**Provided text:**
▶
Potential Energy Surfaces and Charge Transfer of PAH-Sodium-PAH Complexes

Eirik Hjertenaes; Stefan Andersson; Henrik Koch

doi:10.1002/cphc.201600353

Potential Energy Surfaces and Charge Transfer of PAH-Sodium-PAH Complexes

Chemphyschem. 2016 Sep 19;17(18):2908-15. doi: 10.1002/cphc.201600353. Epub 2016 Jul 15.

Authors

Eirik Hjertenaes¹, Stefan Andersson², Henrik Koch^{3

4}

Affiliations

¹ NTNU Norwegian University of Science and Technology, Trondheim, Norway.
² SINTEF Materials and Chemistry, P.O. Box 4760, 7465 Trondheim, Norway.
³ NTNU Norwegian University of Science and Technology, Trondheim, Norway. henrik.koch@ntnu.no.
⁴ Department of Chemistry and the PULSE Institute, Stanford University, Stanford, CA, 94305, USA. henrik.koch@ntnu.no.
◀
**Work instruction 1:**
Answer these questions about the page on PAH-sodium-PAH complexes:
(a) In which journal and year did the article appear?
(b) What organization is listed as Stefan Andersson's affiliation?
(c) On what date was the article published electronically?
**Work instruction 2:** Extend the page on PAH-sodium-PAH complexes, picking up directly after its final line.
The lines placed after this page are not needed for any task.

**Extracted entries:**
▶
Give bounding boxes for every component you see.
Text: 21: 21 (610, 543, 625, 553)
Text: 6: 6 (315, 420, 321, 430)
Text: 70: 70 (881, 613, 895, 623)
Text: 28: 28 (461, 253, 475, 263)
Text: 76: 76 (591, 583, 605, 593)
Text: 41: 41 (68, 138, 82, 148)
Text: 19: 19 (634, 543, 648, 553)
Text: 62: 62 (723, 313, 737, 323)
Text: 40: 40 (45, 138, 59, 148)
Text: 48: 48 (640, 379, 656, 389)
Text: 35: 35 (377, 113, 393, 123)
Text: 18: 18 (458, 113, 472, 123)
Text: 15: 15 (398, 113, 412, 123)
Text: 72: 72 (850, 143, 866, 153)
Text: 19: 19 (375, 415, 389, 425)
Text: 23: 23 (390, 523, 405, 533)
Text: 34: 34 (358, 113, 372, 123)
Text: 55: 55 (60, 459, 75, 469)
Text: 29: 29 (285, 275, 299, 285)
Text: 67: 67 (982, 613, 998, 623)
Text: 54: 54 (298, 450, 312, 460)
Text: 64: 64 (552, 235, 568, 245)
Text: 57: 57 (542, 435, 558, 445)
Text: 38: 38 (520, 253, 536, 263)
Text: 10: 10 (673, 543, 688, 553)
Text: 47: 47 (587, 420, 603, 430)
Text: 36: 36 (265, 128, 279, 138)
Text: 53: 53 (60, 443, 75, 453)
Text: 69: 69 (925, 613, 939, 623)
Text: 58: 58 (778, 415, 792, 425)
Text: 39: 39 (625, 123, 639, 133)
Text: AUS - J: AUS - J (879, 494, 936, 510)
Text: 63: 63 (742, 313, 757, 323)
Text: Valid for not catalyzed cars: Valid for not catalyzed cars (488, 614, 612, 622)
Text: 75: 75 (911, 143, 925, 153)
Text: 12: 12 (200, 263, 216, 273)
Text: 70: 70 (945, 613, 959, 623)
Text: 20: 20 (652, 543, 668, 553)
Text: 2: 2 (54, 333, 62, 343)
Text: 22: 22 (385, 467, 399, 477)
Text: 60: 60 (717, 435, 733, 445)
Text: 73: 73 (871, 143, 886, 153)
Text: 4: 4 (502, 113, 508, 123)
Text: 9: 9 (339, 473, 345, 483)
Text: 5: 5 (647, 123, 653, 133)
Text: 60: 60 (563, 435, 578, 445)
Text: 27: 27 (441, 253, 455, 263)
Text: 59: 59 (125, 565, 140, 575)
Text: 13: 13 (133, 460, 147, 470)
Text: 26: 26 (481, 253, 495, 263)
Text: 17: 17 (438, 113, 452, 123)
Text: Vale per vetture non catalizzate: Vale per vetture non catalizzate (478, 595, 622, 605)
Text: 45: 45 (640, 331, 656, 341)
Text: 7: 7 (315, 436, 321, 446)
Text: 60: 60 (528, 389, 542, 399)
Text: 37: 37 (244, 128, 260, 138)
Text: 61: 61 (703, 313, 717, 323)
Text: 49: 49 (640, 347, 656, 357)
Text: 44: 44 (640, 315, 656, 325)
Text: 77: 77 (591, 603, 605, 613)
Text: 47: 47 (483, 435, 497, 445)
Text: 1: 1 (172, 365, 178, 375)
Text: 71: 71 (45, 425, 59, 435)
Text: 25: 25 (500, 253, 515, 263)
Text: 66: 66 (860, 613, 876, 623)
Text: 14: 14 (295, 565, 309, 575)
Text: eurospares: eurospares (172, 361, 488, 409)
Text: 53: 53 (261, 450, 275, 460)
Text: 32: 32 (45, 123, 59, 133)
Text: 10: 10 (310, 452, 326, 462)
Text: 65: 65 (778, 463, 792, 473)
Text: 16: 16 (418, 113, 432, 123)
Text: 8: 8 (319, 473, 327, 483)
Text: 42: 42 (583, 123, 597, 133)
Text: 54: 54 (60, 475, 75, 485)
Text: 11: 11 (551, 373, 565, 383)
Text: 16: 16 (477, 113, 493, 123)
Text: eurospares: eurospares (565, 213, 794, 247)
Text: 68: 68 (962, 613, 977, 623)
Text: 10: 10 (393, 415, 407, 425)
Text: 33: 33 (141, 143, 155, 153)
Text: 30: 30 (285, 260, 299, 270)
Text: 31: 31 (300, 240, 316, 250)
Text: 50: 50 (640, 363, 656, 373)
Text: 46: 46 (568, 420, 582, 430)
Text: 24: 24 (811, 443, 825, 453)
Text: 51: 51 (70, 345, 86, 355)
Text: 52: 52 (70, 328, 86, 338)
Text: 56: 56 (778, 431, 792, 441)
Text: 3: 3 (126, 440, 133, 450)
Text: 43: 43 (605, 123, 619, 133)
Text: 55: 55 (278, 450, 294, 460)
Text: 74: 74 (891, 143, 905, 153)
◀
**Final answer 1:**
(a) Chemphyschem, 2016
(b) SINTEF Materials and Chemistry, P.O. Box 4760, 7465 Trondheim, Norway
(c) 2016 Jul 15

**Final answer 2:**
PMID: 27303941
DOI: 10.1002/cphc.201600353

Abstract

To further understanding of the role of sodium in carbon cathode degradation in Hall-Héroult cells, potential-energy surfaces and charge-transfer curves are presented for finite-size complexes of sodium intercalated between various polycyclic aromatic hydrocarbons. Calculations for lithium and potassium are included to highlight the disparate intercalation behaviour of the alkali metals in graphite intercalation compounds. Static energy barriers from DFT are used to compute macroscopic diffusion coefficients according to transition-state theory. Comparing the calculated diffusion coefficient to experimental values from the literature sheds light on the role of lattice diffusion of sodium-graphite intercalation compounds in sodium intrusion in graphitic carbon cathodes.

Keywords: density functional calculations; electrochemistry; graphite; intercalations; sodium.